> AIM: Among the records that follow, count the lines with the string "Assistenza"; report only that count.

### RECORDS FOR THIS TASK

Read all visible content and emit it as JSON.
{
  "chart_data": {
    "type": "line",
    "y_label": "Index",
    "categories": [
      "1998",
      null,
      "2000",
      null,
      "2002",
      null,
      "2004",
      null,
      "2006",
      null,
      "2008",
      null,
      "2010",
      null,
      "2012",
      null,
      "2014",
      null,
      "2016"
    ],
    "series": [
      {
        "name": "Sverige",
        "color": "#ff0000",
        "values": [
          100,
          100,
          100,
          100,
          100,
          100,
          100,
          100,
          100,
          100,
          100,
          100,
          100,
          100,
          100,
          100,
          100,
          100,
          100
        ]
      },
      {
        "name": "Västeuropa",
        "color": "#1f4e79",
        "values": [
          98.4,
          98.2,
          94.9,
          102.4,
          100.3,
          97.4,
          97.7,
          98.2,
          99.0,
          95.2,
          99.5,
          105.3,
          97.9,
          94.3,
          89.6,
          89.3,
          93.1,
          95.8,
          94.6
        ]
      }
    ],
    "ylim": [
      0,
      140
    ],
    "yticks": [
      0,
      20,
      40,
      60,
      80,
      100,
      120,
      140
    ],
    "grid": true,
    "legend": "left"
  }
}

######
### RECORDS FOR THIS TASK

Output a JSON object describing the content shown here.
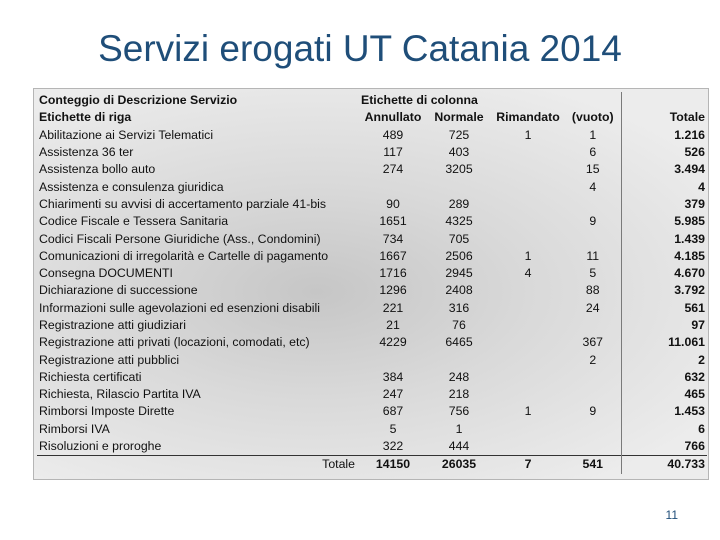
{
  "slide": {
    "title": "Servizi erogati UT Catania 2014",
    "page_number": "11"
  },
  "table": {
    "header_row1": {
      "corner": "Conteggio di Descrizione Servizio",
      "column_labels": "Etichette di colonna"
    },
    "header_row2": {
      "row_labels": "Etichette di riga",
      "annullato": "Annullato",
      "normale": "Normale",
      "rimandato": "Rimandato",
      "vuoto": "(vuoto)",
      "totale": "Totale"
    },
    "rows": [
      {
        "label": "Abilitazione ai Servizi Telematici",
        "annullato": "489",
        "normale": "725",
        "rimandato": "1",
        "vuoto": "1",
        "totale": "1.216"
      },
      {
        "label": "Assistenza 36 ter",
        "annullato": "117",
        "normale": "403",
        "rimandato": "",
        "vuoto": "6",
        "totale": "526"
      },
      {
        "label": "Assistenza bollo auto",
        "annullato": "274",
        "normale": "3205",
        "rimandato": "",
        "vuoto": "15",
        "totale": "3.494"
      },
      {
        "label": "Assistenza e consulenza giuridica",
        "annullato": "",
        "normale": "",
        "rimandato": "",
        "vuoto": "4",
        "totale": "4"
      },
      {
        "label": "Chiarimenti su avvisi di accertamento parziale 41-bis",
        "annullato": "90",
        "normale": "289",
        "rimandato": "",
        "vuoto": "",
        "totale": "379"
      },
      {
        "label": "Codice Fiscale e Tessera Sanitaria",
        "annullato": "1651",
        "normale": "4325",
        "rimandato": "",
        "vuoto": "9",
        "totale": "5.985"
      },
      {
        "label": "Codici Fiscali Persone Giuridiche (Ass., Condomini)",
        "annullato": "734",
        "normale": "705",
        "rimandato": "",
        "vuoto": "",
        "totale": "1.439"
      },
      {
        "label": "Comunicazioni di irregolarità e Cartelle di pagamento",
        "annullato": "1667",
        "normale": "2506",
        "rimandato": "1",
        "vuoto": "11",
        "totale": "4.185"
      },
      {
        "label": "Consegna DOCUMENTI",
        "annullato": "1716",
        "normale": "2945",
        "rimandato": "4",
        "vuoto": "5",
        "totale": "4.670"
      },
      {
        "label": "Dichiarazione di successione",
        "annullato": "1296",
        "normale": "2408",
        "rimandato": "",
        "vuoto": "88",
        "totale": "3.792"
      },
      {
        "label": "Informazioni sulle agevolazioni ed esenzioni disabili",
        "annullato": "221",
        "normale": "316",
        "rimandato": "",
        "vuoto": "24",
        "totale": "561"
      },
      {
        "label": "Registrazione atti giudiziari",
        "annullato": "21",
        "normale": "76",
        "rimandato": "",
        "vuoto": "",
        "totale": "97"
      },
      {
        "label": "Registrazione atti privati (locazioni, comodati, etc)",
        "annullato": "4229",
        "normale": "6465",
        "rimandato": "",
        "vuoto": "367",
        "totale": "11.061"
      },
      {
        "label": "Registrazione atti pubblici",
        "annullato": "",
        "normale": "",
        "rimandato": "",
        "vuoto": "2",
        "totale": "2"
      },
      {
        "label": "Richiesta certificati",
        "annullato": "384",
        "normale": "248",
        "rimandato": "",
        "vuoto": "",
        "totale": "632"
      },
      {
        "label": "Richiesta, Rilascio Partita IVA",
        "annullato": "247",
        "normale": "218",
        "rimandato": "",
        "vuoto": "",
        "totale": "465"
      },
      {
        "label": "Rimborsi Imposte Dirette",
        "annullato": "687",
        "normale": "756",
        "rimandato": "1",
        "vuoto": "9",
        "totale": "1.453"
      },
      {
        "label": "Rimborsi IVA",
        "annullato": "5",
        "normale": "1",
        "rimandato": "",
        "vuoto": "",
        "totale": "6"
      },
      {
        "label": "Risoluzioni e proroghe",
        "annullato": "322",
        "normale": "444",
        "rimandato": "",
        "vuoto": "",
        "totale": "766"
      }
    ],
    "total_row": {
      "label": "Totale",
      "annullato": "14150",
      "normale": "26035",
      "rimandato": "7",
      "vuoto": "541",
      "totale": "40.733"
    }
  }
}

######

> EXERCISE ANSWER: 3